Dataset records
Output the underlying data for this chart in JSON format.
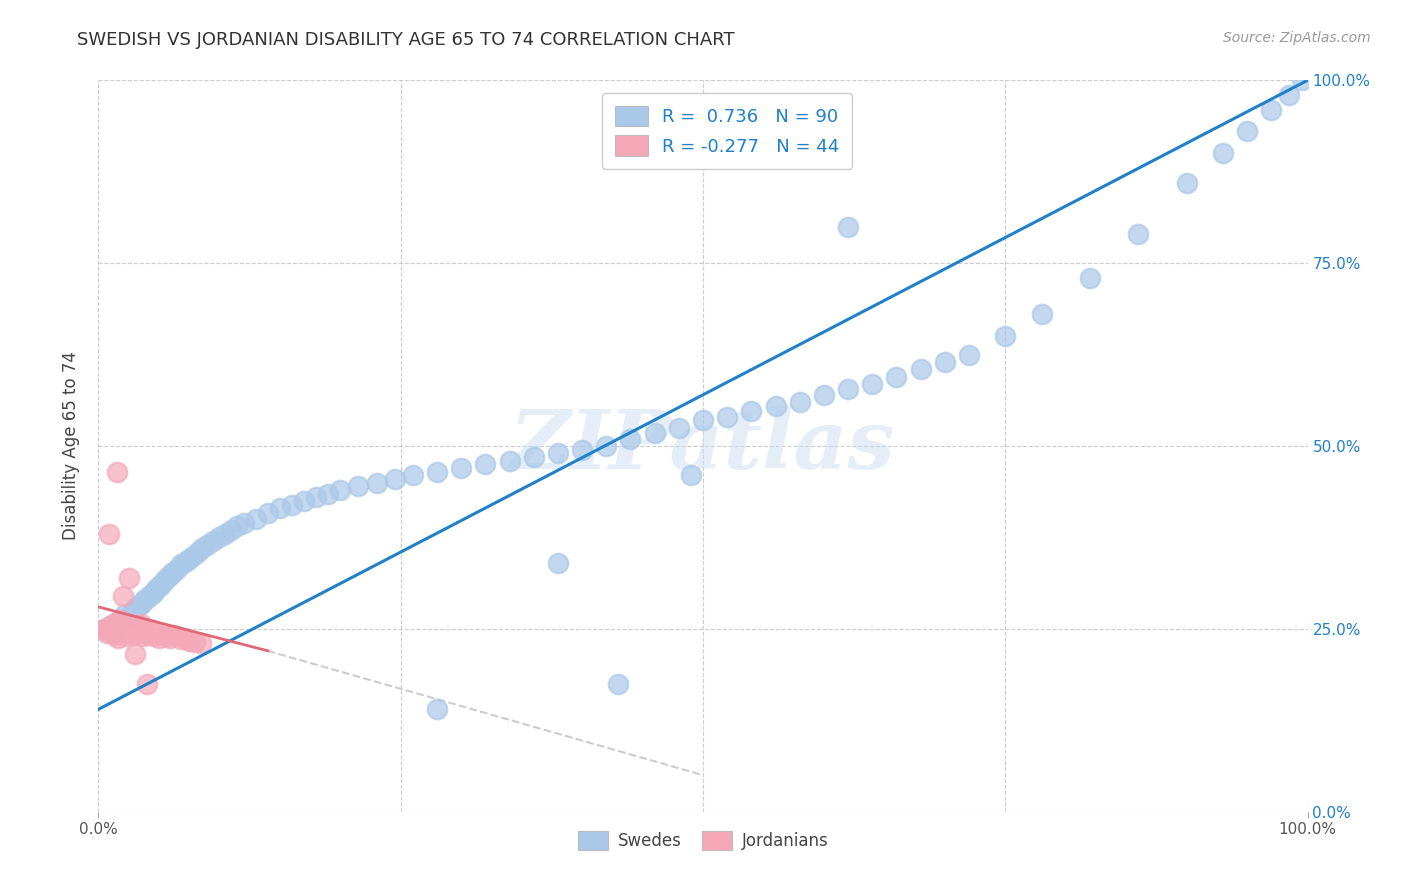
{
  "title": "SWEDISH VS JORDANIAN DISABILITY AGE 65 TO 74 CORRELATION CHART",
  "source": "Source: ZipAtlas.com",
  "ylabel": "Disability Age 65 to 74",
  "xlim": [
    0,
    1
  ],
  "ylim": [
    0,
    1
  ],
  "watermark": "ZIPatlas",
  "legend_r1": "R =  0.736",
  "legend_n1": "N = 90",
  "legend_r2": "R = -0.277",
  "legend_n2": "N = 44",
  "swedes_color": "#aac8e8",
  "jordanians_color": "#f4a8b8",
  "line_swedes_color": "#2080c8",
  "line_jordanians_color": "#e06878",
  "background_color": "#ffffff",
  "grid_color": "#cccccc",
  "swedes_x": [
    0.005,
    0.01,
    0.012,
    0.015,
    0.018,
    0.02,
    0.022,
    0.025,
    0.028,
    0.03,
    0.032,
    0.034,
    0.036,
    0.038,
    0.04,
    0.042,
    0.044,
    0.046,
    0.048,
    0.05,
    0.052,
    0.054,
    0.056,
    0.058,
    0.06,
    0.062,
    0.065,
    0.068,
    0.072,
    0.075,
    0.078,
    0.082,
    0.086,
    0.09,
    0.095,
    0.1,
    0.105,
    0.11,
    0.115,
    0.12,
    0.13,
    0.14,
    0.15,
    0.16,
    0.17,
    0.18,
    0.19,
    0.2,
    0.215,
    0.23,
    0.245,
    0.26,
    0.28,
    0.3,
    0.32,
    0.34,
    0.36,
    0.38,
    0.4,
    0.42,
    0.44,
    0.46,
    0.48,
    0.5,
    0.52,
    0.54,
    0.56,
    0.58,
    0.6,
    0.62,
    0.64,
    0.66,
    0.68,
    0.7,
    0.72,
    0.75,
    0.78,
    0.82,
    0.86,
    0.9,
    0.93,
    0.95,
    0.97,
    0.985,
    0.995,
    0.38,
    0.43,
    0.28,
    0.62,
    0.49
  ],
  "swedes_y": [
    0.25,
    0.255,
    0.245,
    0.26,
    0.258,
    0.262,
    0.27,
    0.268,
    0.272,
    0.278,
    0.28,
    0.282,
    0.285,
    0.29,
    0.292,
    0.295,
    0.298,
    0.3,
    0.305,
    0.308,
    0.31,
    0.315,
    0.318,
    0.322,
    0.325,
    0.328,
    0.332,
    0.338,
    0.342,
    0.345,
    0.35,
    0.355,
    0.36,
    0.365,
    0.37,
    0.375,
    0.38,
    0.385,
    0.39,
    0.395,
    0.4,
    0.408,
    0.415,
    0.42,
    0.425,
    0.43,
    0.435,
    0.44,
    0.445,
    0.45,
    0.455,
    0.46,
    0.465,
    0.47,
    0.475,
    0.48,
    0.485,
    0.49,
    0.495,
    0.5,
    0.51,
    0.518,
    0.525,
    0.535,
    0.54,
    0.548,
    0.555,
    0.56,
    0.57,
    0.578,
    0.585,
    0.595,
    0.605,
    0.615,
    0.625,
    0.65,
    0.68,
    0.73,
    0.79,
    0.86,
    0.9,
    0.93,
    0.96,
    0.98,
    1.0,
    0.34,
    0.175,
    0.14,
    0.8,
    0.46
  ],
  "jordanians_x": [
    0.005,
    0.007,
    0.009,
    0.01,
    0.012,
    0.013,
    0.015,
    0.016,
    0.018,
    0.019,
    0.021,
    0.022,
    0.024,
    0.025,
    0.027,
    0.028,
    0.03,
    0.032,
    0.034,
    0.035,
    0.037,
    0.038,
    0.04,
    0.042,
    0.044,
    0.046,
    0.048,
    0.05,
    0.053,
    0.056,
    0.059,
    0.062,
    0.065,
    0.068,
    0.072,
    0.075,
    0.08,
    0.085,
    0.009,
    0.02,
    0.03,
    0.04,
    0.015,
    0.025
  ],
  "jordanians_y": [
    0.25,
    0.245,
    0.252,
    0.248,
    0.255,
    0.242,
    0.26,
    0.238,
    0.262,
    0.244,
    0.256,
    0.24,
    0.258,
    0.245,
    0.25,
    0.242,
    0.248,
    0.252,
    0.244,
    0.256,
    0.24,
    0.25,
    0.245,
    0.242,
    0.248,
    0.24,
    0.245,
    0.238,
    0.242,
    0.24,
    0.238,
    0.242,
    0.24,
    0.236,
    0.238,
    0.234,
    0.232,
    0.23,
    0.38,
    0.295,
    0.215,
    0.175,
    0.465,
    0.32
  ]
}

-- Your goal --
Leave the pictures out, and transcribe each of the records exactly.

-- Expected answer --
Output the underlying data for this chart in JSON format.
{
  "title": "SWEDISH VS JORDANIAN DISABILITY AGE 65 TO 74 CORRELATION CHART",
  "source": "Source: ZipAtlas.com",
  "ylabel": "Disability Age 65 to 74",
  "xlim": [
    0,
    1
  ],
  "ylim": [
    0,
    1
  ],
  "watermark": "ZIPatlas",
  "legend_r1": "R =  0.736",
  "legend_n1": "N = 90",
  "legend_r2": "R = -0.277",
  "legend_n2": "N = 44",
  "swedes_color": "#aac8e8",
  "jordanians_color": "#f4a8b8",
  "line_swedes_color": "#2080c8",
  "line_jordanians_color": "#e06878",
  "background_color": "#ffffff",
  "grid_color": "#cccccc",
  "swedes_x": [
    0.005,
    0.01,
    0.012,
    0.015,
    0.018,
    0.02,
    0.022,
    0.025,
    0.028,
    0.03,
    0.032,
    0.034,
    0.036,
    0.038,
    0.04,
    0.042,
    0.044,
    0.046,
    0.048,
    0.05,
    0.052,
    0.054,
    0.056,
    0.058,
    0.06,
    0.062,
    0.065,
    0.068,
    0.072,
    0.075,
    0.078,
    0.082,
    0.086,
    0.09,
    0.095,
    0.1,
    0.105,
    0.11,
    0.115,
    0.12,
    0.13,
    0.14,
    0.15,
    0.16,
    0.17,
    0.18,
    0.19,
    0.2,
    0.215,
    0.23,
    0.245,
    0.26,
    0.28,
    0.3,
    0.32,
    0.34,
    0.36,
    0.38,
    0.4,
    0.42,
    0.44,
    0.46,
    0.48,
    0.5,
    0.52,
    0.54,
    0.56,
    0.58,
    0.6,
    0.62,
    0.64,
    0.66,
    0.68,
    0.7,
    0.72,
    0.75,
    0.78,
    0.82,
    0.86,
    0.9,
    0.93,
    0.95,
    0.97,
    0.985,
    0.995,
    0.38,
    0.43,
    0.28,
    0.62,
    0.49
  ],
  "swedes_y": [
    0.25,
    0.255,
    0.245,
    0.26,
    0.258,
    0.262,
    0.27,
    0.268,
    0.272,
    0.278,
    0.28,
    0.282,
    0.285,
    0.29,
    0.292,
    0.295,
    0.298,
    0.3,
    0.305,
    0.308,
    0.31,
    0.315,
    0.318,
    0.322,
    0.325,
    0.328,
    0.332,
    0.338,
    0.342,
    0.345,
    0.35,
    0.355,
    0.36,
    0.365,
    0.37,
    0.375,
    0.38,
    0.385,
    0.39,
    0.395,
    0.4,
    0.408,
    0.415,
    0.42,
    0.425,
    0.43,
    0.435,
    0.44,
    0.445,
    0.45,
    0.455,
    0.46,
    0.465,
    0.47,
    0.475,
    0.48,
    0.485,
    0.49,
    0.495,
    0.5,
    0.51,
    0.518,
    0.525,
    0.535,
    0.54,
    0.548,
    0.555,
    0.56,
    0.57,
    0.578,
    0.585,
    0.595,
    0.605,
    0.615,
    0.625,
    0.65,
    0.68,
    0.73,
    0.79,
    0.86,
    0.9,
    0.93,
    0.96,
    0.98,
    1.0,
    0.34,
    0.175,
    0.14,
    0.8,
    0.46
  ],
  "jordanians_x": [
    0.005,
    0.007,
    0.009,
    0.01,
    0.012,
    0.013,
    0.015,
    0.016,
    0.018,
    0.019,
    0.021,
    0.022,
    0.024,
    0.025,
    0.027,
    0.028,
    0.03,
    0.032,
    0.034,
    0.035,
    0.037,
    0.038,
    0.04,
    0.042,
    0.044,
    0.046,
    0.048,
    0.05,
    0.053,
    0.056,
    0.059,
    0.062,
    0.065,
    0.068,
    0.072,
    0.075,
    0.08,
    0.085,
    0.009,
    0.02,
    0.03,
    0.04,
    0.015,
    0.025
  ],
  "jordanians_y": [
    0.25,
    0.245,
    0.252,
    0.248,
    0.255,
    0.242,
    0.26,
    0.238,
    0.262,
    0.244,
    0.256,
    0.24,
    0.258,
    0.245,
    0.25,
    0.242,
    0.248,
    0.252,
    0.244,
    0.256,
    0.24,
    0.25,
    0.245,
    0.242,
    0.248,
    0.24,
    0.245,
    0.238,
    0.242,
    0.24,
    0.238,
    0.242,
    0.24,
    0.236,
    0.238,
    0.234,
    0.232,
    0.23,
    0.38,
    0.295,
    0.215,
    0.175,
    0.465,
    0.32
  ]
}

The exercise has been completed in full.